RECORD SET -

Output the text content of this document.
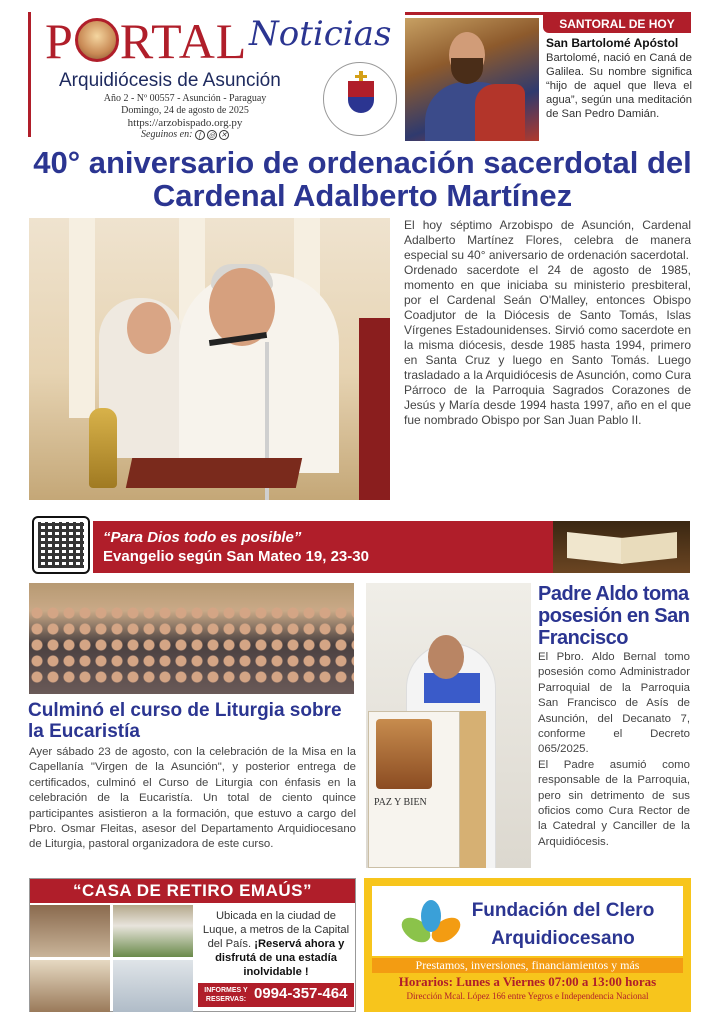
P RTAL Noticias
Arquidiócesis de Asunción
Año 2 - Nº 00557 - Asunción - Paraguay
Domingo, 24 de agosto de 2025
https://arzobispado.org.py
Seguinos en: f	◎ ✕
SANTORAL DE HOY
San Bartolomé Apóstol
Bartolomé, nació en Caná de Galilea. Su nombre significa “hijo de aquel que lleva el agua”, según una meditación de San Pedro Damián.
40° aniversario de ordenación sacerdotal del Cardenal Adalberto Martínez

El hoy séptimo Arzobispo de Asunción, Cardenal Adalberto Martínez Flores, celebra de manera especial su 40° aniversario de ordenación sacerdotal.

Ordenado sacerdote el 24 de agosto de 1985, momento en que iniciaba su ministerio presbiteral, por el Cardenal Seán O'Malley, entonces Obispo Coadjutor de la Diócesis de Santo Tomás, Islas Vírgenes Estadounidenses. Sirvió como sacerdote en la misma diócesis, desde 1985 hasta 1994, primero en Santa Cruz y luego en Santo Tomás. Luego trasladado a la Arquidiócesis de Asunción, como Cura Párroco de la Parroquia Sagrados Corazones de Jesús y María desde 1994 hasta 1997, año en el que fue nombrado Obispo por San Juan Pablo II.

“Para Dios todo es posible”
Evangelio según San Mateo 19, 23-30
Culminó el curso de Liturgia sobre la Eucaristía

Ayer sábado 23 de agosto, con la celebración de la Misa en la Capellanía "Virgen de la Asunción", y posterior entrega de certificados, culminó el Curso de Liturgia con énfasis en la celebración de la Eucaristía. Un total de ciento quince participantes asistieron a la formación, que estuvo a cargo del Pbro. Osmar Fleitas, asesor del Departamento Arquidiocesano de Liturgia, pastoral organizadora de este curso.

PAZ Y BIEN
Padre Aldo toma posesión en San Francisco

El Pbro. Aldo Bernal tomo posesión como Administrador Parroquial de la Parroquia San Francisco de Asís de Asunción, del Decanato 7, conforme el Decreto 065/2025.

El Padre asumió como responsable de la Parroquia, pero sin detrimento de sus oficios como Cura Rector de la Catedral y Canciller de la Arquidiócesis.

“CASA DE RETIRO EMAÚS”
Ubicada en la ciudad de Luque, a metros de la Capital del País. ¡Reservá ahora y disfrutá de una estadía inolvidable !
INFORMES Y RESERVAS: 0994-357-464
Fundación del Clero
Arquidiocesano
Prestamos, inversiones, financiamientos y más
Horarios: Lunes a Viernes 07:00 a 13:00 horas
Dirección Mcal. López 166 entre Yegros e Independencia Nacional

WHAT TO WORK ON -
Restate the full listing verbatim and drop every picture.

OUTPUT FOR THIS TASK -
Output the text content of this document.
P RTAL Noticias
Arquidiócesis de Asunción
Año 2 - Nº 00557 - Asunción - Paraguay
Domingo, 24 de agosto de 2025
https://arzobispado.org.py
Seguinos en: f	◎ ✕
SANTORAL DE HOY
San Bartolomé Apóstol
Bartolomé, nació en Caná de Galilea. Su nombre significa “hijo de aquel que lleva el agua”, según una meditación de San Pedro Damián.
40° aniversario de ordenación sacerdotal del Cardenal Adalberto Martínez

El hoy séptimo Arzobispo de Asunción, Cardenal Adalberto Martínez Flores, celebra de manera especial su 40° aniversario de ordenación sacerdotal.

Ordenado sacerdote el 24 de agosto de 1985, momento en que iniciaba su ministerio presbiteral, por el Cardenal Seán O'Malley, entonces Obispo Coadjutor de la Diócesis de Santo Tomás, Islas Vírgenes Estadounidenses. Sirvió como sacerdote en la misma diócesis, desde 1985 hasta 1994, primero en Santa Cruz y luego en Santo Tomás. Luego trasladado a la Arquidiócesis de Asunción, como Cura Párroco de la Parroquia Sagrados Corazones de Jesús y María desde 1994 hasta 1997, año en el que fue nombrado Obispo por San Juan Pablo II.

“Para Dios todo es posible”
Evangelio según San Mateo 19, 23-30
Culminó el curso de Liturgia sobre la Eucaristía

Ayer sábado 23 de agosto, con la celebración de la Misa en la Capellanía "Virgen de la Asunción", y posterior entrega de certificados, culminó el Curso de Liturgia con énfasis en la celebración de la Eucaristía. Un total de ciento quince participantes asistieron a la formación, que estuvo a cargo del Pbro. Osmar Fleitas, asesor del Departamento Arquidiocesano de Liturgia, pastoral organizadora de este curso.

PAZ Y BIEN
Padre Aldo toma posesión en San Francisco

El Pbro. Aldo Bernal tomo posesión como Administrador Parroquial de la Parroquia San Francisco de Asís de Asunción, del Decanato 7, conforme el Decreto 065/2025.

El Padre asumió como responsable de la Parroquia, pero sin detrimento de sus oficios como Cura Rector de la Catedral y Canciller de la Arquidiócesis.

“CASA DE RETIRO EMAÚS”
Ubicada en la ciudad de Luque, a metros de la Capital del País. ¡Reservá ahora y disfrutá de una estadía inolvidable !
INFORMES Y RESERVAS: 0994-357-464
Fundación del Clero
Arquidiocesano
Prestamos, inversiones, financiamientos y más
Horarios: Lunes a Viernes 07:00 a 13:00 horas
Dirección Mcal. López 166 entre Yegros e Independencia Nacional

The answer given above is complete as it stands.